**Task prompt**
In your copy, leave out the pictures; write out all the data exactly.
.....
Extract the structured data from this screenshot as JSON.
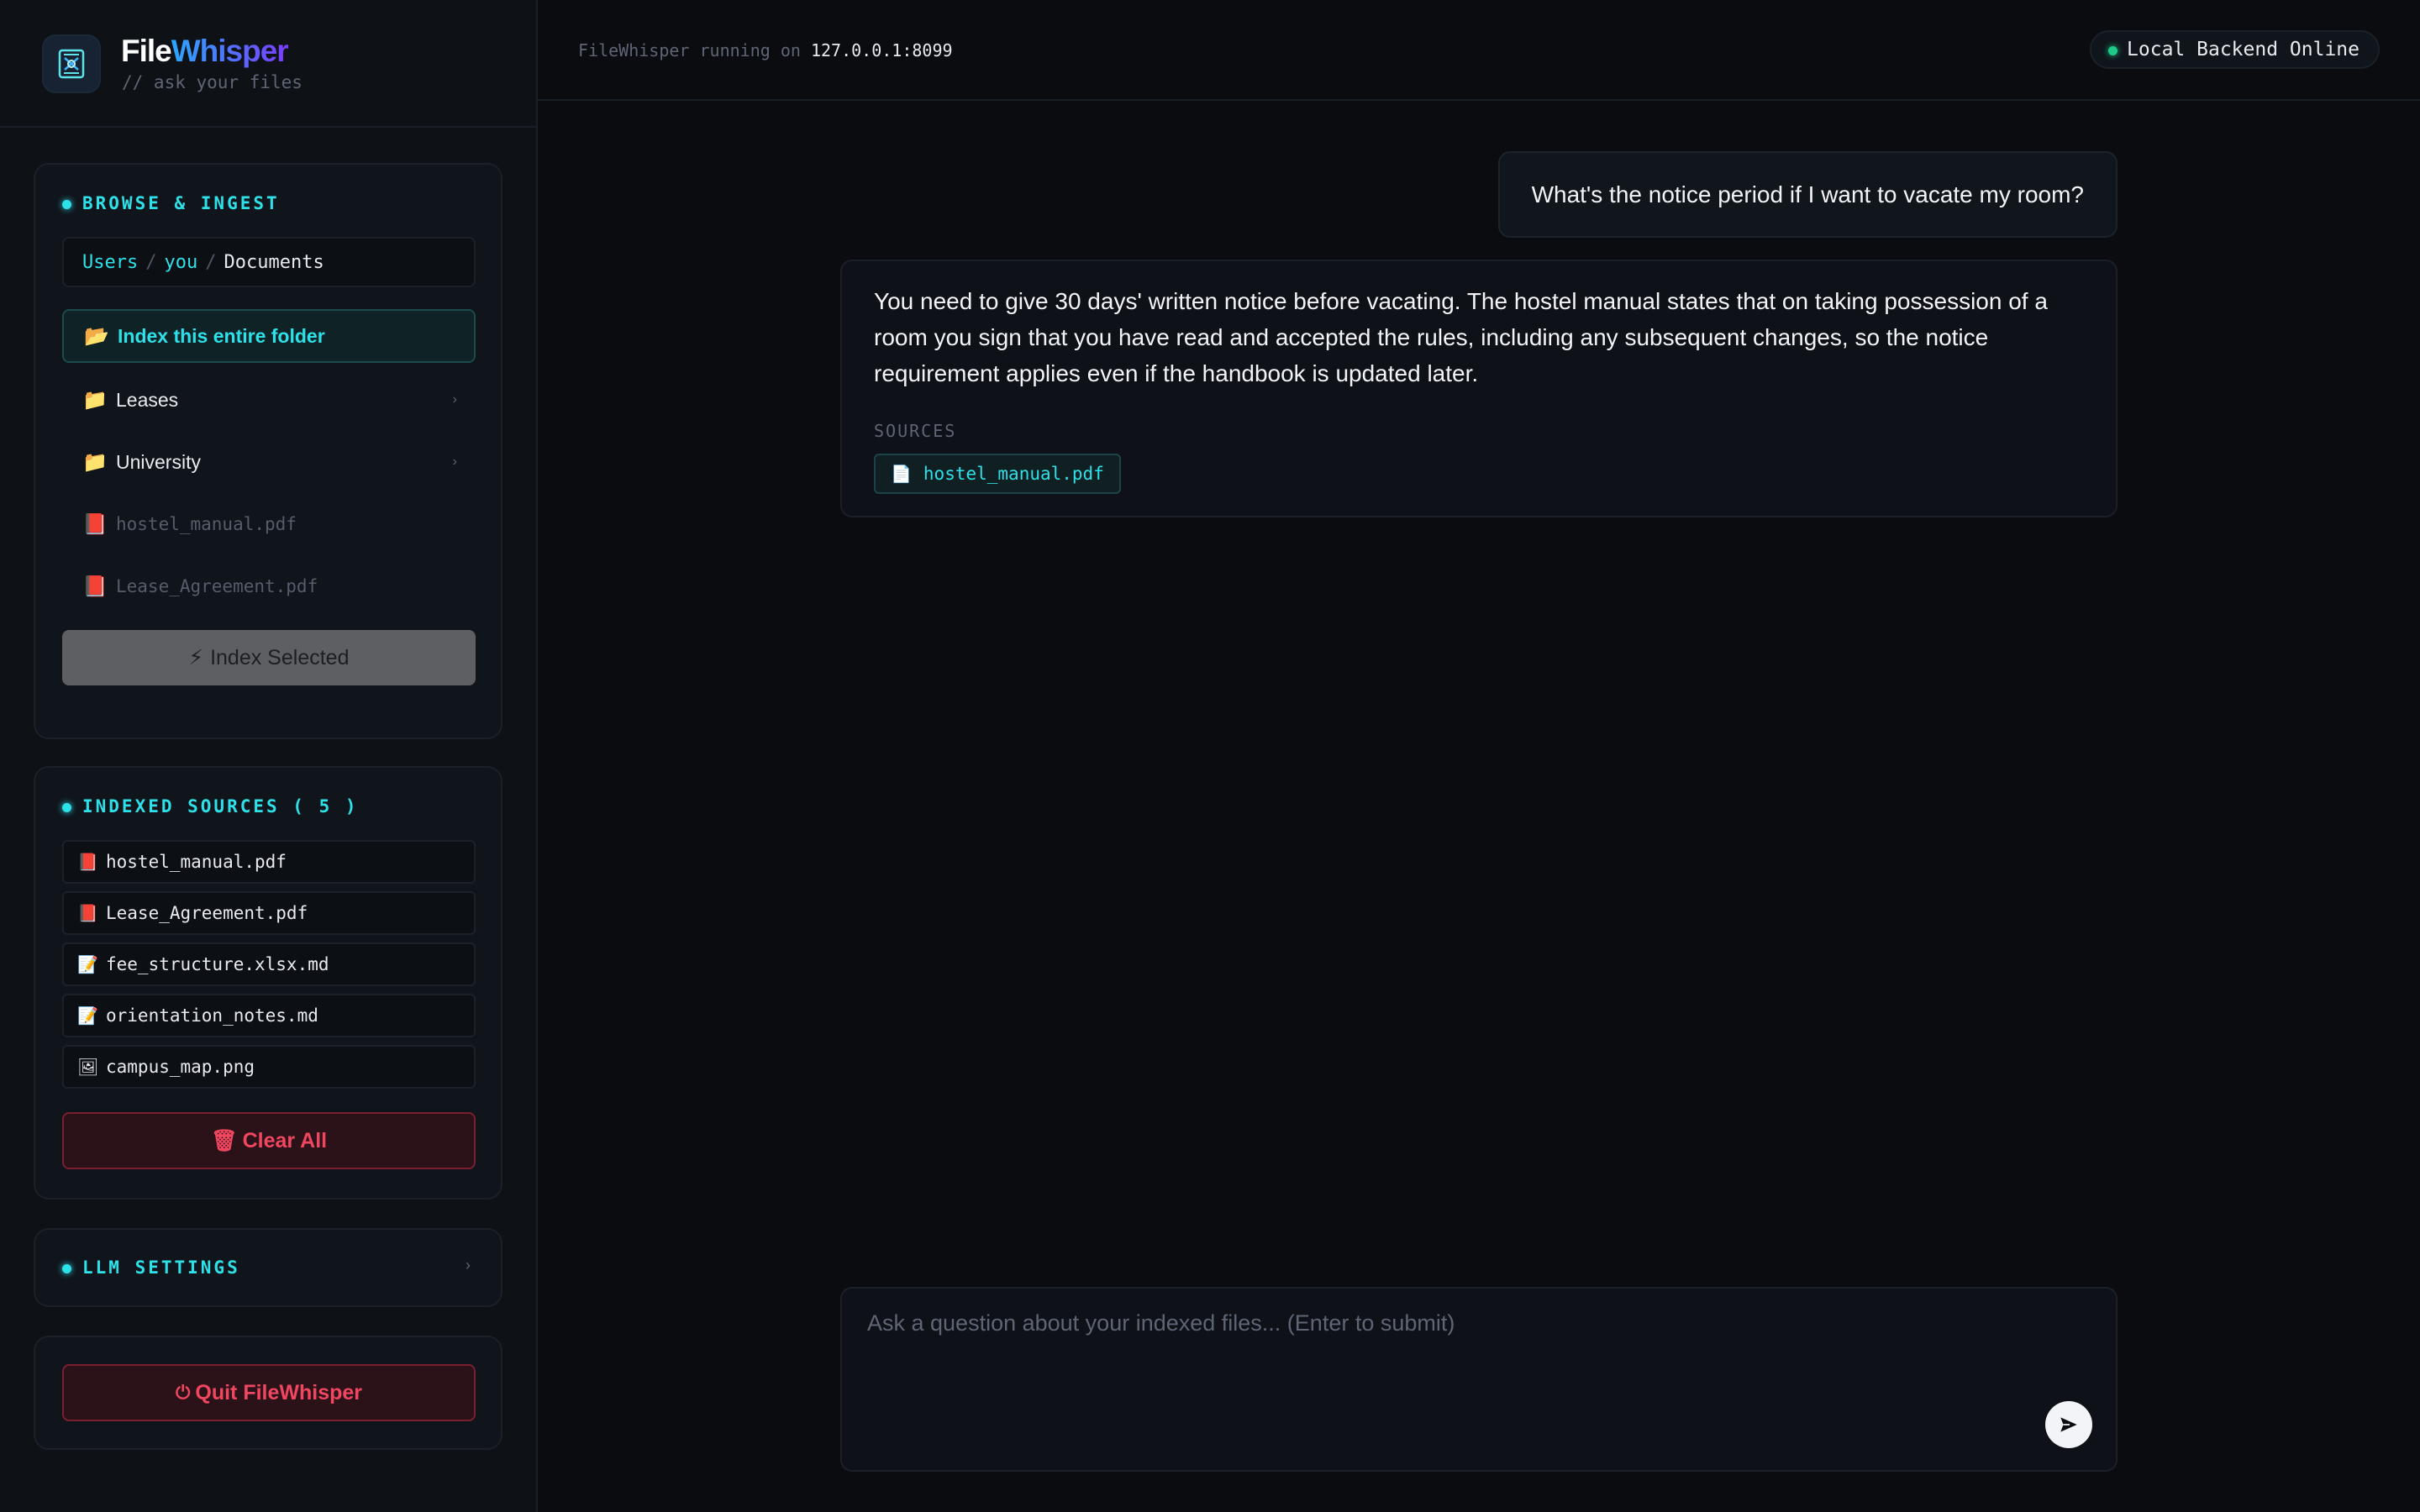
{
  "brand": {
    "name_part1": "File",
    "name_part2": "Whisper",
    "tagline": "// ask your files"
  },
  "topbar": {
    "running_prefix": "FileWhisper running on",
    "address": "127.0.0.1:8099",
    "status": "Local Backend Online",
    "status_color": "#1ec98a"
  },
  "browse": {
    "title": "BROWSE & INGEST",
    "breadcrumb": [
      "Users",
      "you",
      "Documents"
    ],
    "index_folder_label": "Index this entire folder",
    "folders": [
      {
        "name": "Leases",
        "icon": "folder-icon"
      },
      {
        "name": "University",
        "icon": "folder-icon"
      }
    ],
    "files": [
      {
        "name": "hostel_manual.pdf",
        "icon": "pdf-book-icon"
      },
      {
        "name": "Lease_Agreement.pdf",
        "icon": "pdf-book-icon"
      }
    ],
    "index_selected_label": "Index Selected"
  },
  "indexed": {
    "title": "INDEXED SOURCES ( 5 )",
    "items": [
      {
        "name": "hostel_manual.pdf",
        "icon": "pdf-book-icon"
      },
      {
        "name": "Lease_Agreement.pdf",
        "icon": "pdf-book-icon"
      },
      {
        "name": "fee_structure.xlsx.md",
        "icon": "memo-icon"
      },
      {
        "name": "orientation_notes.md",
        "icon": "memo-icon"
      },
      {
        "name": "campus_map.png",
        "icon": "image-icon"
      }
    ],
    "clear_label": "Clear All"
  },
  "llm": {
    "title": "LLM SETTINGS"
  },
  "quit_label": "Quit FileWhisper",
  "chat": {
    "user_message": "What's the notice period if I want to vacate my room?",
    "assistant_message": "You need to give 30 days' written notice before vacating. The hostel manual states that on taking possession of a room you sign that you have read and accepted the rules, including any subsequent changes, so the notice requirement applies even if the handbook is updated later.",
    "sources_label": "SOURCES",
    "sources": [
      "hostel_manual.pdf"
    ]
  },
  "composer": {
    "placeholder": "Ask a question about your indexed files... (Enter to submit)"
  },
  "colors": {
    "accent": "#2ee0e8",
    "danger": "#f0465f",
    "background": "#0b0c0f"
  }
}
.....
**Task result**
Extract the structured data from this screenshot as JSON.
{
  "brand": {
    "name_part1": "File",
    "name_part2": "Whisper",
    "tagline": "// ask your files"
  },
  "topbar": {
    "running_prefix": "FileWhisper running on",
    "address": "127.0.0.1:8099",
    "status": "Local Backend Online",
    "status_color": "#1ec98a"
  },
  "browse": {
    "title": "BROWSE & INGEST",
    "breadcrumb": [
      "Users",
      "you",
      "Documents"
    ],
    "index_folder_label": "Index this entire folder",
    "folders": [
      {
        "name": "Leases",
        "icon": "folder-icon"
      },
      {
        "name": "University",
        "icon": "folder-icon"
      }
    ],
    "files": [
      {
        "name": "hostel_manual.pdf",
        "icon": "pdf-book-icon"
      },
      {
        "name": "Lease_Agreement.pdf",
        "icon": "pdf-book-icon"
      }
    ],
    "index_selected_label": "Index Selected"
  },
  "indexed": {
    "title": "INDEXED SOURCES ( 5 )",
    "items": [
      {
        "name": "hostel_manual.pdf",
        "icon": "pdf-book-icon"
      },
      {
        "name": "Lease_Agreement.pdf",
        "icon": "pdf-book-icon"
      },
      {
        "name": "fee_structure.xlsx.md",
        "icon": "memo-icon"
      },
      {
        "name": "orientation_notes.md",
        "icon": "memo-icon"
      },
      {
        "name": "campus_map.png",
        "icon": "image-icon"
      }
    ],
    "clear_label": "Clear All"
  },
  "llm": {
    "title": "LLM SETTINGS"
  },
  "quit_label": "Quit FileWhisper",
  "chat": {
    "user_message": "What's the notice period if I want to vacate my room?",
    "assistant_message": "You need to give 30 days' written notice before vacating. The hostel manual states that on taking possession of a room you sign that you have read and accepted the rules, including any subsequent changes, so the notice requirement applies even if the handbook is updated later.",
    "sources_label": "SOURCES",
    "sources": [
      "hostel_manual.pdf"
    ]
  },
  "composer": {
    "placeholder": "Ask a question about your indexed files... (Enter to submit)"
  },
  "colors": {
    "accent": "#2ee0e8",
    "danger": "#f0465f",
    "background": "#0b0c0f"
  }
}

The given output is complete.